**Listed entries**.
## begin
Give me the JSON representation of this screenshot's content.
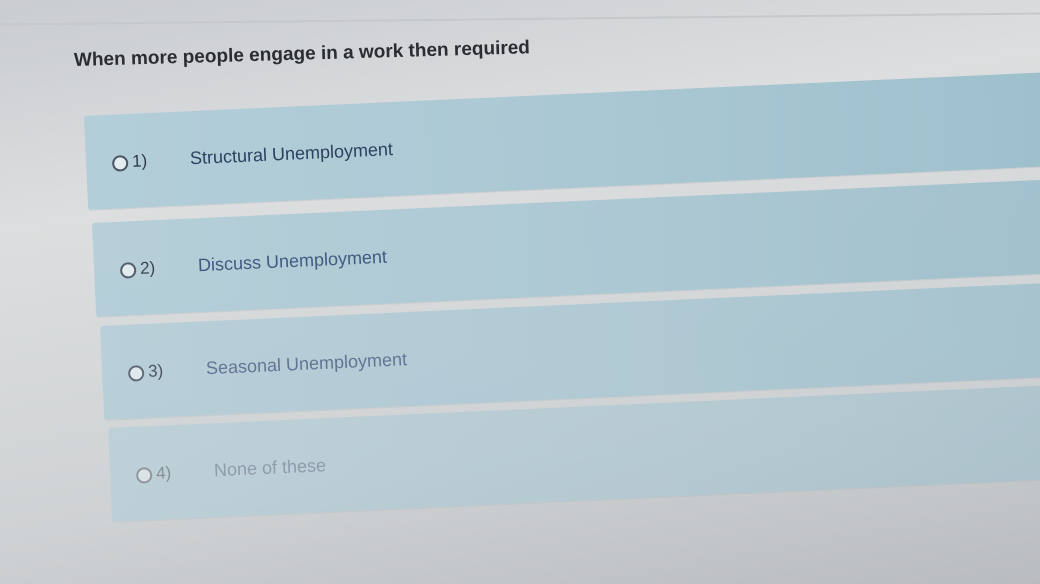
{
  "question": {
    "text": "When more people engage in a work then required"
  },
  "options": [
    {
      "number": "1)",
      "label": "Structural Unemployment"
    },
    {
      "number": "2)",
      "label": "Discuss Unemployment"
    },
    {
      "number": "3)",
      "label": "Seasonal Unemployment"
    },
    {
      "number": "4)",
      "label": "None of these"
    }
  ]
}
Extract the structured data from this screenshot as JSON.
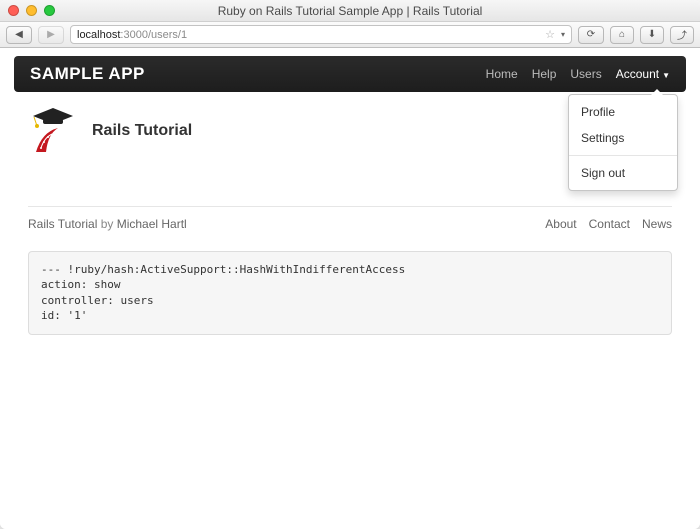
{
  "window": {
    "title": "Ruby on Rails Tutorial Sample App | Rails Tutorial"
  },
  "url": {
    "host": "localhost",
    "port": ":3000",
    "path": "/users/1"
  },
  "appbar": {
    "brand": "SAMPLE APP",
    "links": {
      "home": "Home",
      "help": "Help",
      "users": "Users",
      "account": "Account"
    }
  },
  "dropdown": {
    "profile": "Profile",
    "settings": "Settings",
    "signout": "Sign out"
  },
  "page": {
    "heading": "Rails Tutorial"
  },
  "footer": {
    "site": "Rails Tutorial",
    "by": " by ",
    "author": "Michael Hartl",
    "about": "About",
    "contact": "Contact",
    "news": "News"
  },
  "debug": "--- !ruby/hash:ActiveSupport::HashWithIndifferentAccess\naction: show\ncontroller: users\nid: '1'"
}
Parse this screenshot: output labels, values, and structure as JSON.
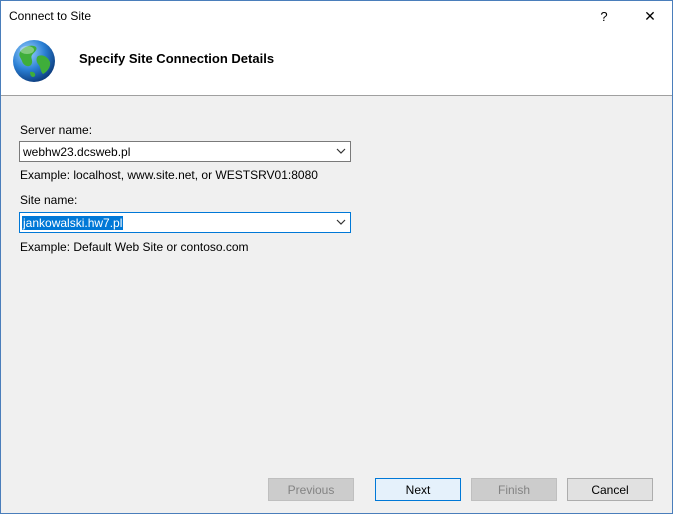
{
  "window": {
    "title": "Connect to Site",
    "help_label": "?",
    "close_label": "✕"
  },
  "header": {
    "title": "Specify Site Connection Details",
    "icon": "globe-icon"
  },
  "form": {
    "server_name_label": "Server name:",
    "server_name_value": "webhw23.dcsweb.pl",
    "server_name_example": "Example: localhost, www.site.net, or WESTSRV01:8080",
    "site_name_label": "Site name:",
    "site_name_value": "jankowalski.hw7.pl",
    "site_name_example": "Example: Default Web Site or contoso.com"
  },
  "buttons": {
    "previous": "Previous",
    "next": "Next",
    "finish": "Finish",
    "cancel": "Cancel"
  },
  "colors": {
    "accent": "#0078d7",
    "window_border": "#4a7ebb"
  }
}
## end
**What is needed**. Extract, from the listing above, every line where the string "Example" occurs.

**Exercise output**.
    "server_name_example": "Example: localhost, www.site.net, or WESTSRV01:8080",
    "site_name_example": "Example: Default Web Site or contoso.com"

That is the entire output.